[Given instruction]: Without the pictures, return each record as it appears.

[Data to use]:
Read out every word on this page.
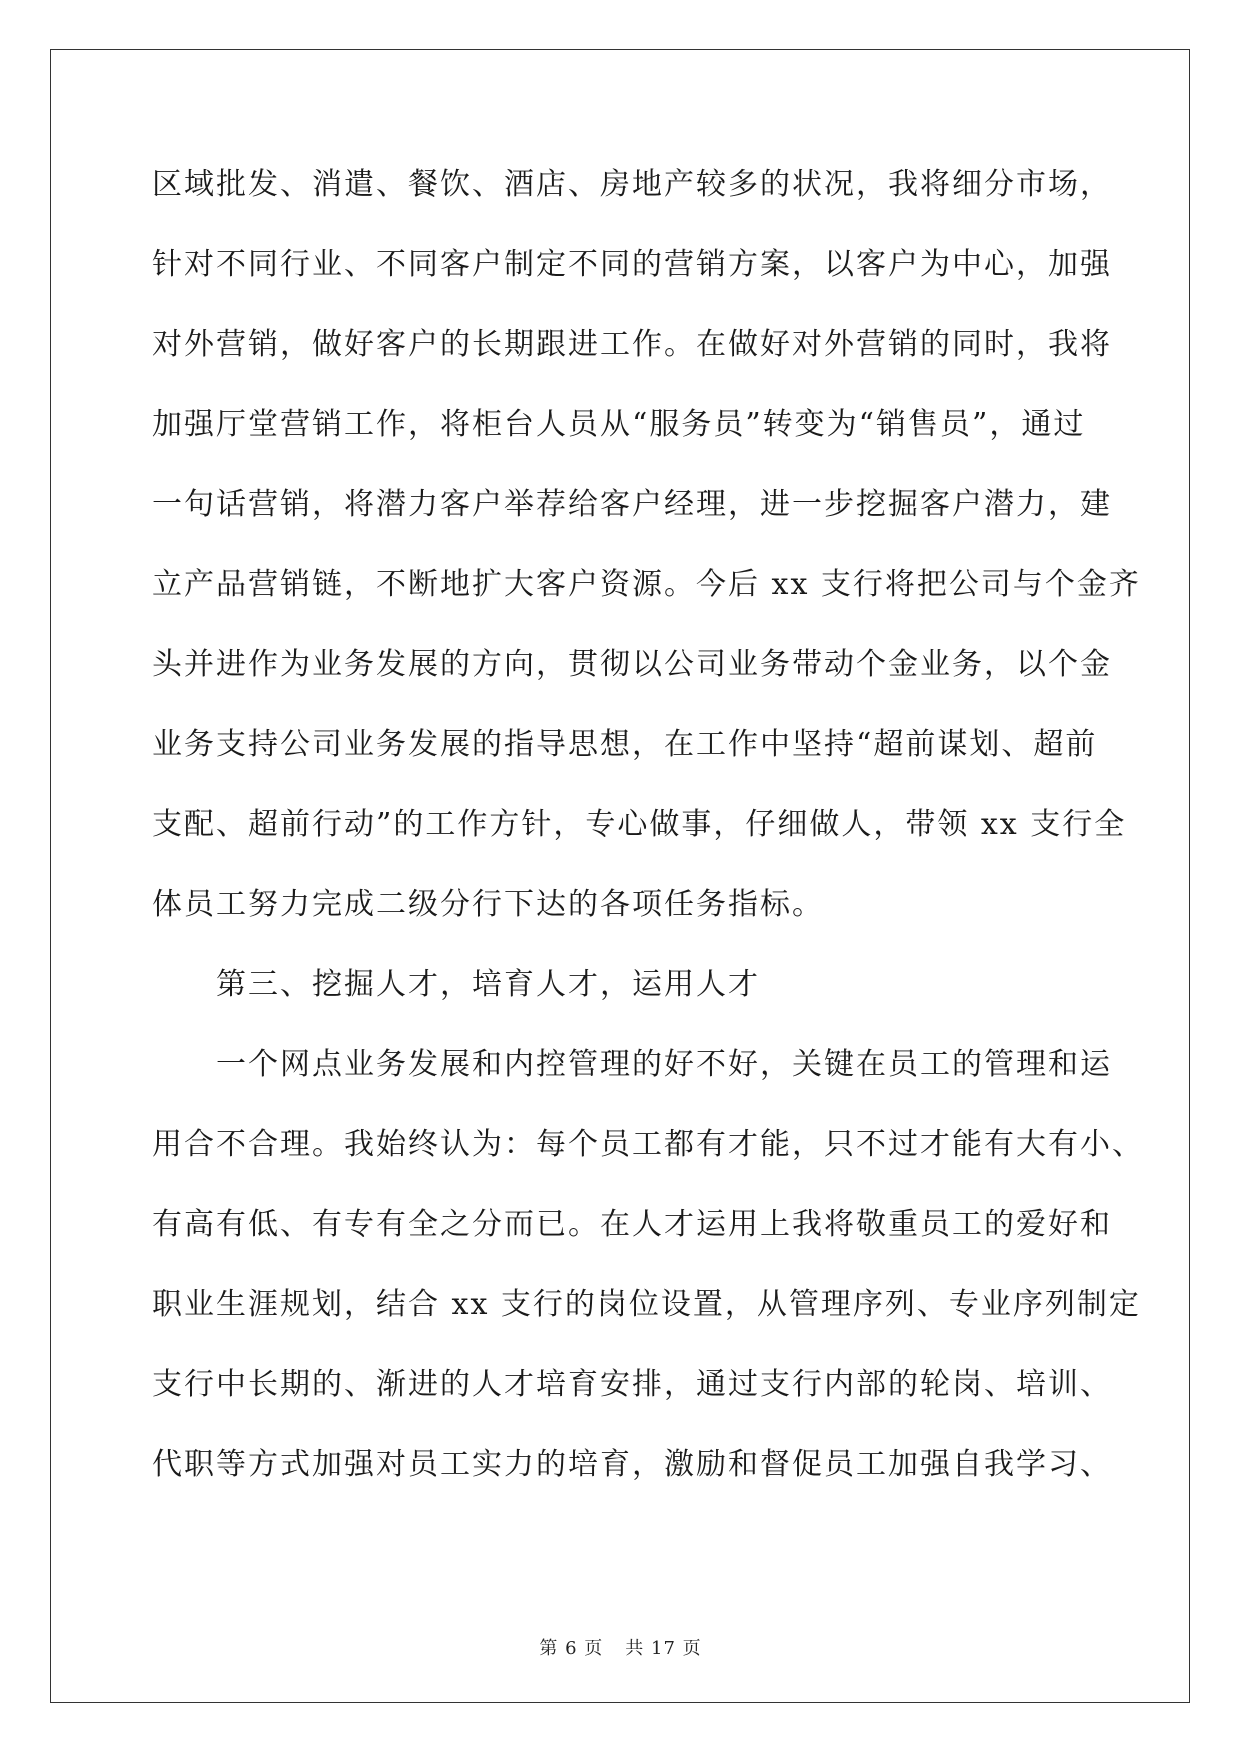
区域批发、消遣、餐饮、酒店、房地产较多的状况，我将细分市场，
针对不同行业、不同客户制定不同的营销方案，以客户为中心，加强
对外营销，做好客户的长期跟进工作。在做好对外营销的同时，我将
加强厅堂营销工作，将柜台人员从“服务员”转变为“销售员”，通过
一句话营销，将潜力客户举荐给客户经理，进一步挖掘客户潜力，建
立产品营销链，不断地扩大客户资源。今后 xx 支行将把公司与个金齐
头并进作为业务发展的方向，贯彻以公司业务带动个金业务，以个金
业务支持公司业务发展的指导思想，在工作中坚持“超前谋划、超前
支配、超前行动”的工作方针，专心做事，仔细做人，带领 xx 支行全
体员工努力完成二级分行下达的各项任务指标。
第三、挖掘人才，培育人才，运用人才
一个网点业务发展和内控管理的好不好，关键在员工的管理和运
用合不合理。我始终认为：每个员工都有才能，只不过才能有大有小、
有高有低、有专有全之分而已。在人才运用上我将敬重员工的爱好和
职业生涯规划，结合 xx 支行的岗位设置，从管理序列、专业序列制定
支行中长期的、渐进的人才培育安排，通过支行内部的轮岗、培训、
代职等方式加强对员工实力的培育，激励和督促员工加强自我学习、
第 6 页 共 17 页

[Solution to this task]:
Read out every word on this page.
区域批发、消遣、餐饮、酒店、房地产较多的状况，我将细分市场，
针对不同行业、不同客户制定不同的营销方案，以客户为中心，加强
对外营销，做好客户的长期跟进工作。在做好对外营销的同时，我将
加强厅堂营销工作，将柜台人员从“服务员”转变为“销售员”，通过
一句话营销，将潜力客户举荐给客户经理，进一步挖掘客户潜力，建
立产品营销链，不断地扩大客户资源。今后 xx 支行将把公司与个金齐
头并进作为业务发展的方向，贯彻以公司业务带动个金业务，以个金
业务支持公司业务发展的指导思想，在工作中坚持“超前谋划、超前
支配、超前行动”的工作方针，专心做事，仔细做人，带领 xx 支行全
体员工努力完成二级分行下达的各项任务指标。
第三、挖掘人才，培育人才，运用人才
一个网点业务发展和内控管理的好不好，关键在员工的管理和运
用合不合理。我始终认为：每个员工都有才能，只不过才能有大有小、
有高有低、有专有全之分而已。在人才运用上我将敬重员工的爱好和
职业生涯规划，结合 xx 支行的岗位设置，从管理序列、专业序列制定
支行中长期的、渐进的人才培育安排，通过支行内部的轮岗、培训、
代职等方式加强对员工实力的培育，激励和督促员工加强自我学习、
第 6 页 共 17 页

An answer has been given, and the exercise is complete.